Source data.
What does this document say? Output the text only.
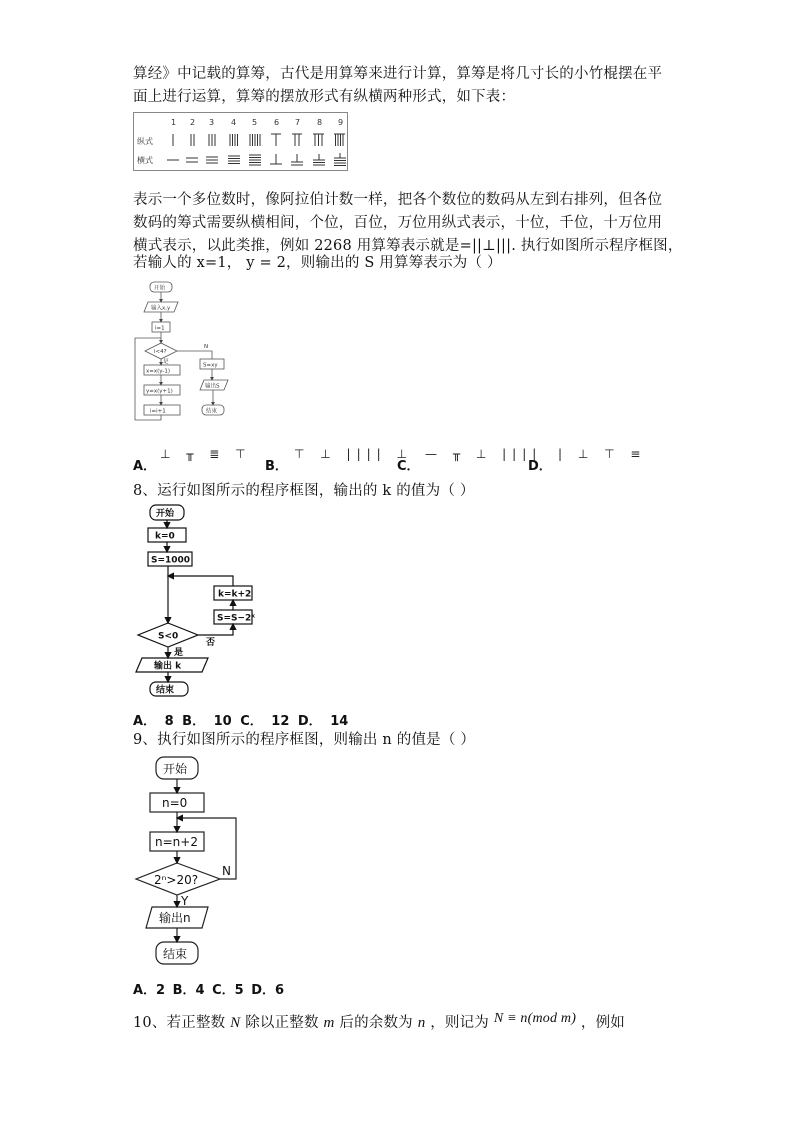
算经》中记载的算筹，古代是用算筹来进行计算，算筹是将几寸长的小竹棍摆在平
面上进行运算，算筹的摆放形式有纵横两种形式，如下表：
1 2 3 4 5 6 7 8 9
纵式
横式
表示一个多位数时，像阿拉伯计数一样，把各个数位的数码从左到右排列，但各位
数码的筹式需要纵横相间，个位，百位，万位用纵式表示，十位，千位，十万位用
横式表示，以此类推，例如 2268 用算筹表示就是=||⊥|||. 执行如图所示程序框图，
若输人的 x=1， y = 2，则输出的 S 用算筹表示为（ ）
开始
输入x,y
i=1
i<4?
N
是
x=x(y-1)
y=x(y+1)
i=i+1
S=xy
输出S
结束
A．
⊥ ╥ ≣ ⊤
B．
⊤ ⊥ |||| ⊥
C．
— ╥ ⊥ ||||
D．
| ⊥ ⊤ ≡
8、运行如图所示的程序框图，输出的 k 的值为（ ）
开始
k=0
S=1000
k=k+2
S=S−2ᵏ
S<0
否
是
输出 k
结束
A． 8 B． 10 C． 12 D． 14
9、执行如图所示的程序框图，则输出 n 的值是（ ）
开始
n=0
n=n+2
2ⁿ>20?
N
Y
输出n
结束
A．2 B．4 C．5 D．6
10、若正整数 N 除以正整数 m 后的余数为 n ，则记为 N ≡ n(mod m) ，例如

GIVEN PROBLEM.
Reproduce every record word for word. The copy must contain no pictures.

ANSWER TO THE EXERCISE.
What does this document say? Output the text only.
算经》中记载的算筹，古代是用算筹来进行计算，算筹是将几寸长的小竹棍摆在平
面上进行运算，算筹的摆放形式有纵横两种形式，如下表：
1 2 3 4 5 6 7 8 9
纵式
横式
表示一个多位数时，像阿拉伯计数一样，把各个数位的数码从左到右排列，但各位
数码的筹式需要纵横相间，个位，百位，万位用纵式表示，十位，千位，十万位用
横式表示，以此类推，例如 2268 用算筹表示就是=||⊥|||. 执行如图所示程序框图，
若输人的 x=1， y = 2，则输出的 S 用算筹表示为（ ）
开始
输入x,y
i=1
i<4?
N
是
x=x(y-1)
y=x(y+1)
i=i+1
S=xy
输出S
结束
A．
⊥ ╥ ≣ ⊤
B．
⊤ ⊥ |||| ⊥
C．
— ╥ ⊥ ||||
D．
| ⊥ ⊤ ≡
8、运行如图所示的程序框图，输出的 k 的值为（ ）
开始
k=0
S=1000
k=k+2
S=S−2ᵏ
S<0
否
是
输出 k
结束
A． 8 B． 10 C． 12 D． 14
9、执行如图所示的程序框图，则输出 n 的值是（ ）
开始
n=0
n=n+2
2ⁿ>20?
N
Y
输出n
结束
A．2 B．4 C．5 D．6
10、若正整数 N 除以正整数 m 后的余数为 n ，则记为 N ≡ n(mod m) ，例如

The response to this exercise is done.